## What you need to do:
Pull every line that holds the word "ngroup" from the entries.

=== Material to process ===

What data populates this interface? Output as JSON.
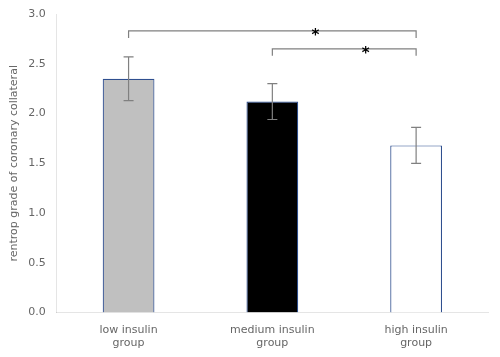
{
  "chart_data": {
    "type": "bar",
    "categories": [
      "low insulin\ngroup",
      "medium insulin\ngroup",
      "high insulin\ngroup"
    ],
    "values": [
      2.35,
      2.12,
      1.68
    ],
    "errors": [
      0.22,
      0.18,
      0.18
    ],
    "colors": [
      "#c0c0c0",
      "#000000",
      "#ffffff"
    ],
    "ylabel": "rentrop grade of coronary collateral",
    "ylim": [
      0,
      3
    ],
    "yticks": [
      {
        "value": 0,
        "label": "0.0"
      },
      {
        "value": 0.5,
        "label": "0.5"
      },
      {
        "value": 1,
        "label": "1.0"
      },
      {
        "value": 1.5,
        "label": "1.5"
      },
      {
        "value": 2,
        "label": "2.0"
      },
      {
        "value": 2.5,
        "label": "2.5"
      },
      {
        "value": 3,
        "label": "3.0"
      }
    ],
    "grid": false,
    "annotations": [
      {
        "from": "low insulin\ngroup",
        "to": "high insulin\ngroup",
        "y": 2.83,
        "label": "*"
      },
      {
        "from": "medium insulin\ngroup",
        "to": "high insulin\ngroup",
        "y": 2.65,
        "label": "*"
      }
    ]
  }
}
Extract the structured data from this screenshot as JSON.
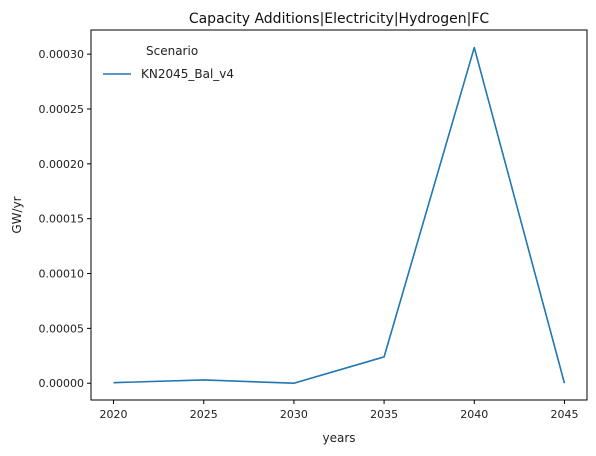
{
  "chart_data": {
    "type": "line",
    "title": "Capacity Additions|Electricity|Hydrogen|FC",
    "xlabel": "years",
    "ylabel": "GW/yr",
    "x": [
      2020,
      2025,
      2030,
      2035,
      2040,
      2045
    ],
    "xticks": [
      2020,
      2025,
      2030,
      2035,
      2040,
      2045
    ],
    "xlim": [
      2018.75,
      2046.25
    ],
    "yticks": [
      0.0,
      5e-05,
      0.0001,
      0.00015,
      0.0002,
      0.00025,
      0.0003
    ],
    "ytick_labels": [
      "0.00000",
      "0.00005",
      "0.00010",
      "0.00015",
      "0.00020",
      "0.00025",
      "0.00030"
    ],
    "ylim": [
      -1.53e-05,
      0.000322
    ],
    "grid": false,
    "legend": {
      "title": "Scenario",
      "placement": "top-left"
    },
    "series": [
      {
        "name": "KN2045_Bal_v4",
        "color": "#1f77b4",
        "values": [
          5e-07,
          3e-06,
          0.0,
          2.4e-05,
          0.000306,
          0.0
        ]
      }
    ]
  }
}
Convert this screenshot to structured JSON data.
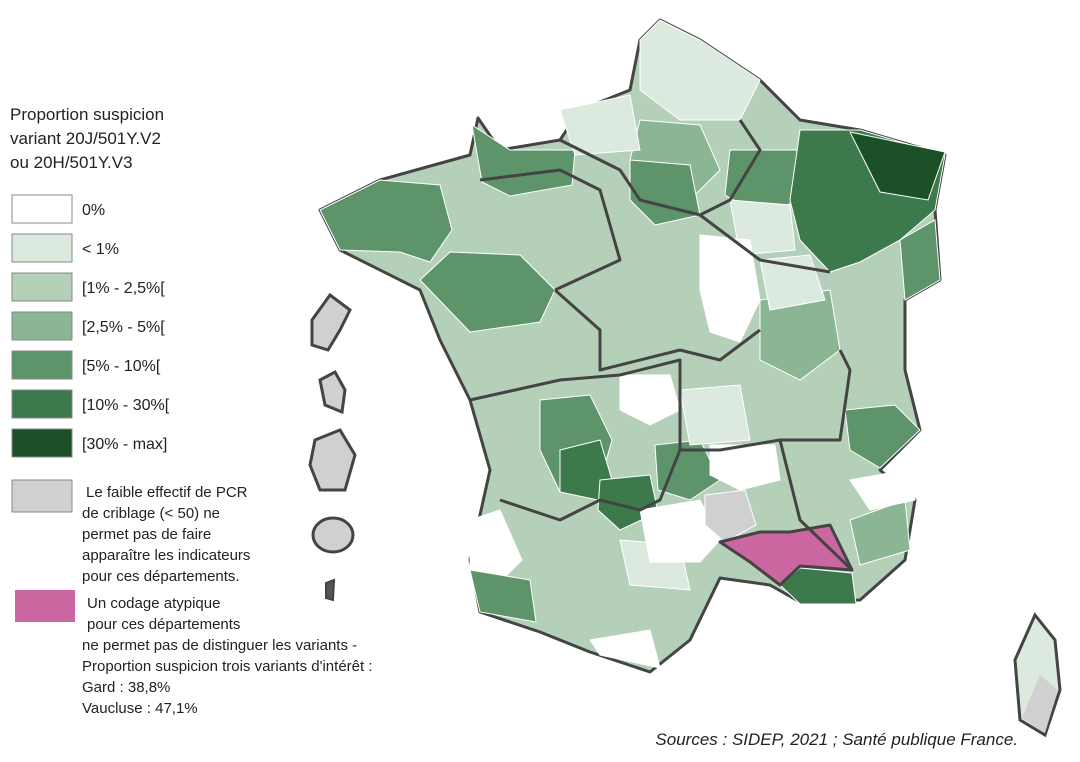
{
  "legend": {
    "title": [
      "Proportion suspicion",
      "variant 20J/501Y.V2",
      "ou 20H/501Y.V3"
    ],
    "items": [
      {
        "label": "0%",
        "color": "#ffffff"
      },
      {
        "label": "< 1%",
        "color": "#dce9de"
      },
      {
        "label": "[1% - 2,5%[",
        "color": "#b5d0b9"
      },
      {
        "label": "[2,5% - 5%[",
        "color": "#8ab694"
      },
      {
        "label": "[5% - 10%[",
        "color": "#5e946a"
      },
      {
        "label": "[10% - 30%[",
        "color": "#3d7a4b"
      },
      {
        "label": "[30% - max]",
        "color": "#1c5128"
      }
    ],
    "grey_note": {
      "color": "#d0d0d0",
      "lines": [
        "Le faible effectif de PCR",
        "de criblage (< 50) ne",
        "permet pas de faire",
        "apparaître les indicateurs",
        "pour ces départements."
      ]
    },
    "pink_note": {
      "color": "#cc66a0",
      "lines": [
        "Un codage atypique",
        "pour ces départements",
        "ne permet pas de distinguer les variants -",
        "Proportion suspicion trois variants d'intérêt :",
        "Gard : 38,8%",
        "Vaucluse : 47,1%"
      ]
    }
  },
  "source": "Sources : SIDEP, 2021 ; Santé publique France."
}
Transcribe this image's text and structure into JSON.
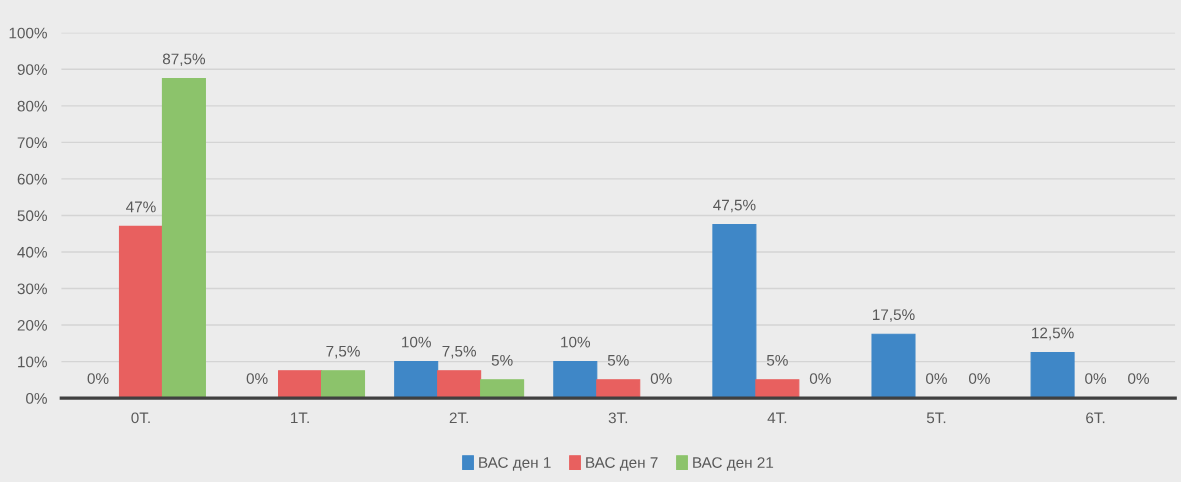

===

## Solution to the exercise:
      "low insulin\ngroup",
      "medium insulin\ngroup",
      "high insulin\ngroup"
        "from": "low insulin\ngroup",
        "to": "high insulin\ngroup",
        "from": "medium insulin\ngroup",
        "to": "high insulin\ngroup",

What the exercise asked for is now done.